→ **EXERCISE**
Find each line with the string "Relative" and copy it.

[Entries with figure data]
— START —
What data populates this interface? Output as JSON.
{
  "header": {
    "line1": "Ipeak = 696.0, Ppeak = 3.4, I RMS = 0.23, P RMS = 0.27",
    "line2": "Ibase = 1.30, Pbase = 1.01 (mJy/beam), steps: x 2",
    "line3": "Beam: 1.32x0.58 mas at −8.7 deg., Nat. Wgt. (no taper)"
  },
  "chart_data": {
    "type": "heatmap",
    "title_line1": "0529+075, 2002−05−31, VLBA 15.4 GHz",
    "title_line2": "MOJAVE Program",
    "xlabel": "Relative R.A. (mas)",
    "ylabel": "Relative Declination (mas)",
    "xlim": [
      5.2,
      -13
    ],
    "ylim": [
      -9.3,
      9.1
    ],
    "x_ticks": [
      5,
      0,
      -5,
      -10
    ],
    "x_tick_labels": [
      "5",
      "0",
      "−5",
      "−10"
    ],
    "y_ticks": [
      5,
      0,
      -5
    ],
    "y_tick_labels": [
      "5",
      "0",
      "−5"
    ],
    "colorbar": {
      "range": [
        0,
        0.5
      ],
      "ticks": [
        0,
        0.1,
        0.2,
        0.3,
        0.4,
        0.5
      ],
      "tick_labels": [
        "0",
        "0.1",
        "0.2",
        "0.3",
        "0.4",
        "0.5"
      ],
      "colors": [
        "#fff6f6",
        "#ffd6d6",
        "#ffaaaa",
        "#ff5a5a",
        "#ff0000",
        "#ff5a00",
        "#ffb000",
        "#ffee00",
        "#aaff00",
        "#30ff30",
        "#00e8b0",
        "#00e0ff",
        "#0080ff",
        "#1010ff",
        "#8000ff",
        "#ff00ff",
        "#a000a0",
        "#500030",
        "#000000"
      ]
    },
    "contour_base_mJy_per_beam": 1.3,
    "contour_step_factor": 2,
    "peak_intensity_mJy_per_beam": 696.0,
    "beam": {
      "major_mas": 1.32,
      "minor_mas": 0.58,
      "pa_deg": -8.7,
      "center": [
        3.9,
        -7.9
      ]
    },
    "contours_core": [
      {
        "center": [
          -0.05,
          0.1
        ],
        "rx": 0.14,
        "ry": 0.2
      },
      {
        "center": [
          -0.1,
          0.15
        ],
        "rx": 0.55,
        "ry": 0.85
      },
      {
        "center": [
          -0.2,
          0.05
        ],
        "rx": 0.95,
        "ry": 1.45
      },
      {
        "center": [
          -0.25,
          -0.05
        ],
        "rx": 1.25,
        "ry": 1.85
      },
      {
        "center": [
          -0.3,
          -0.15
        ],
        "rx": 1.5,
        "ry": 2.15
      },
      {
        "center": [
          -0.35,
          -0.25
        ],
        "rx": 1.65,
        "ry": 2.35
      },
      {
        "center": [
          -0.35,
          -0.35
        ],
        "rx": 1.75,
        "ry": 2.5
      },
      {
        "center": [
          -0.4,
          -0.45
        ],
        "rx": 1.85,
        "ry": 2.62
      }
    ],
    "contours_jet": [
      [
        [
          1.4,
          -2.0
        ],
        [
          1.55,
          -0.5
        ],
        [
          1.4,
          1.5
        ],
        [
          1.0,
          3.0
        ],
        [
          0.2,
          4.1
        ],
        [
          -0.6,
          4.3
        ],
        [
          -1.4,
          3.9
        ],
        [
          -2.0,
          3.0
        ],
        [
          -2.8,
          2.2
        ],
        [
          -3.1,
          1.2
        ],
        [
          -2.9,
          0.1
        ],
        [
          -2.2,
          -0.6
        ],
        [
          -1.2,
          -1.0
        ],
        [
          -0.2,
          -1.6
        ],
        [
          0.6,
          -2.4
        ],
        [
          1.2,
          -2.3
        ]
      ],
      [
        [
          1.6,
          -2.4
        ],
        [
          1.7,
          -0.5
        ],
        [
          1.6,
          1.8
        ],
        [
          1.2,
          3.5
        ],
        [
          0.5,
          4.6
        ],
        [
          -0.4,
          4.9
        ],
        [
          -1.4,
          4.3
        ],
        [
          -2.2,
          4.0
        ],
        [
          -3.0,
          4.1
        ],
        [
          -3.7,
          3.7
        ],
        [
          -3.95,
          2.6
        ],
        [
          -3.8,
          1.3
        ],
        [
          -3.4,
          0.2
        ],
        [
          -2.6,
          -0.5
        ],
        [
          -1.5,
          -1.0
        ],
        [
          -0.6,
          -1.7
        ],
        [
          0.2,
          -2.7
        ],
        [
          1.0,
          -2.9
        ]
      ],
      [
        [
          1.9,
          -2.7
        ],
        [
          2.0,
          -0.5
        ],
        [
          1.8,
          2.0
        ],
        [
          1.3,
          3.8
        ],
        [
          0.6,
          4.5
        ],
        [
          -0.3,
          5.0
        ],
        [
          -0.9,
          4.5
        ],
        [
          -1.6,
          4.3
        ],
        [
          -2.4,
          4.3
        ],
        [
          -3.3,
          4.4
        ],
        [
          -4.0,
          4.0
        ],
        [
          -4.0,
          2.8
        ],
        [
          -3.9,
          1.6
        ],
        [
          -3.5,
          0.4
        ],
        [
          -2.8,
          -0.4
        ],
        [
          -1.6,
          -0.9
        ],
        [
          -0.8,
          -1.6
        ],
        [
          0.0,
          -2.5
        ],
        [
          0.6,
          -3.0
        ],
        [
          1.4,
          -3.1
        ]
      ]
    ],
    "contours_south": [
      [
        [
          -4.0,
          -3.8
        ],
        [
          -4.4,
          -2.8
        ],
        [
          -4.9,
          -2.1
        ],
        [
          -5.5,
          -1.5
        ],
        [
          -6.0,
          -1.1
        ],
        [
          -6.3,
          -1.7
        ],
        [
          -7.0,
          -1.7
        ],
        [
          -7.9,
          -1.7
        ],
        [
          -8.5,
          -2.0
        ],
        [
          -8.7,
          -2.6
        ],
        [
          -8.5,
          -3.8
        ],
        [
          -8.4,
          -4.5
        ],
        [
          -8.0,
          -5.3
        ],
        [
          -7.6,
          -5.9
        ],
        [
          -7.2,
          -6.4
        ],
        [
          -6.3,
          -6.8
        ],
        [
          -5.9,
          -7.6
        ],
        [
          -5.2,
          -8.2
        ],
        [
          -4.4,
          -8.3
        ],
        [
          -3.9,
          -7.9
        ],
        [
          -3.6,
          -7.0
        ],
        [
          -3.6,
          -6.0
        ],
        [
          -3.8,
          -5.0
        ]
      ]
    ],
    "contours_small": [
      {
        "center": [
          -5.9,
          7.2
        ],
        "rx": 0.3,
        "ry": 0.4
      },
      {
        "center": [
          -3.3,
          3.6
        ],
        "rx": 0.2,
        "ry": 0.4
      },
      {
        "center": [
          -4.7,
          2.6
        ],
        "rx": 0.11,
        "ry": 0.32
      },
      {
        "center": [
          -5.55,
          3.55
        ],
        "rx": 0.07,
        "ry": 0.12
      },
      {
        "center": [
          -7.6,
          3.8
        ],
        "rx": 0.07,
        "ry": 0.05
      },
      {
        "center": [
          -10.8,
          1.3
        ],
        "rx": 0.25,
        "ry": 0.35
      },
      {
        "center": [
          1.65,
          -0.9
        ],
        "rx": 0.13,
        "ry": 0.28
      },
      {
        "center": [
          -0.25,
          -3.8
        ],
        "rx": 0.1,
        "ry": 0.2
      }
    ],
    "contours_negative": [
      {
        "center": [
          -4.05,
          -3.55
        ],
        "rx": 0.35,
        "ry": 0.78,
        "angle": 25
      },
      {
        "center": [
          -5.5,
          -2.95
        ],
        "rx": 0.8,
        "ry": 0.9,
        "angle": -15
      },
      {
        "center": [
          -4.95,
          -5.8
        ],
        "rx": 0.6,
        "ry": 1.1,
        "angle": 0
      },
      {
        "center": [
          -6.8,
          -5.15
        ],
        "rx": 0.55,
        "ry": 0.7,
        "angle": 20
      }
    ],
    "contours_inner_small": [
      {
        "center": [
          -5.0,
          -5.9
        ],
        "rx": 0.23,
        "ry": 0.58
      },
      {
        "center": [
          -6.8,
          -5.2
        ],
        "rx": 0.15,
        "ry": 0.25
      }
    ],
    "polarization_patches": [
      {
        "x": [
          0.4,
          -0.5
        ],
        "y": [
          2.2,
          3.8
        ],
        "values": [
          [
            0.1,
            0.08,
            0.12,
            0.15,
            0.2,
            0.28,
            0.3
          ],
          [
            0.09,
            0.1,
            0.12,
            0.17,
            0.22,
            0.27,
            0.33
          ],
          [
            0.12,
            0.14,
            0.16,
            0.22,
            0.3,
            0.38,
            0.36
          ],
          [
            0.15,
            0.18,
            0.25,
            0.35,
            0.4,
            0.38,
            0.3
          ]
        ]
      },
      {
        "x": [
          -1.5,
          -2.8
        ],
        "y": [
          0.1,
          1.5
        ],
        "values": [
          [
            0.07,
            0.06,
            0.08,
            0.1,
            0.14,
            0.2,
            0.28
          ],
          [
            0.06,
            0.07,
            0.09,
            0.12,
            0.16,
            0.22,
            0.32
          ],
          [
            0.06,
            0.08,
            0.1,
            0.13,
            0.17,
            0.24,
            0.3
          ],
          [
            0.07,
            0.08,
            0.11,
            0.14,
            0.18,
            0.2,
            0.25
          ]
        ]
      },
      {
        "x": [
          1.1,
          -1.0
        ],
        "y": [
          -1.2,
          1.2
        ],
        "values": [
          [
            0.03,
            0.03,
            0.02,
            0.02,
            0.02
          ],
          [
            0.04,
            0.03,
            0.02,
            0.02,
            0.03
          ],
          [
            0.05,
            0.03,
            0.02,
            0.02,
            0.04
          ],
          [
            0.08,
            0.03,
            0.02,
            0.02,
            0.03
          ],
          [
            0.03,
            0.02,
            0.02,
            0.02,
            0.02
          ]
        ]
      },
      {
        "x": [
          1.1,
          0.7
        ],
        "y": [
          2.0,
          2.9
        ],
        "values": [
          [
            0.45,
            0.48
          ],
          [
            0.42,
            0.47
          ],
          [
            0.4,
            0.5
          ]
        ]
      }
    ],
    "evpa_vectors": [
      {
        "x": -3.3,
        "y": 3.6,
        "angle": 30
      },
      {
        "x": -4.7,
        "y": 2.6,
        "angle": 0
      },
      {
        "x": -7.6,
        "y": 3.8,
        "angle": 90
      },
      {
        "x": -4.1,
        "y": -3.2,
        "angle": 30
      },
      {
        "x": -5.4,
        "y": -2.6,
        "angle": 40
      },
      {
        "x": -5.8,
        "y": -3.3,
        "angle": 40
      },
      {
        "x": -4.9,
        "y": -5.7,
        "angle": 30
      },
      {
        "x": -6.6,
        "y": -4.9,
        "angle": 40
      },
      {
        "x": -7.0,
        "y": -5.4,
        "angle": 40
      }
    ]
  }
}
— END —
→ **OUTPUT BELOW**
    "xlabel": "Relative R.A. (mas)",
    "ylabel": "Relative Declination (mas)",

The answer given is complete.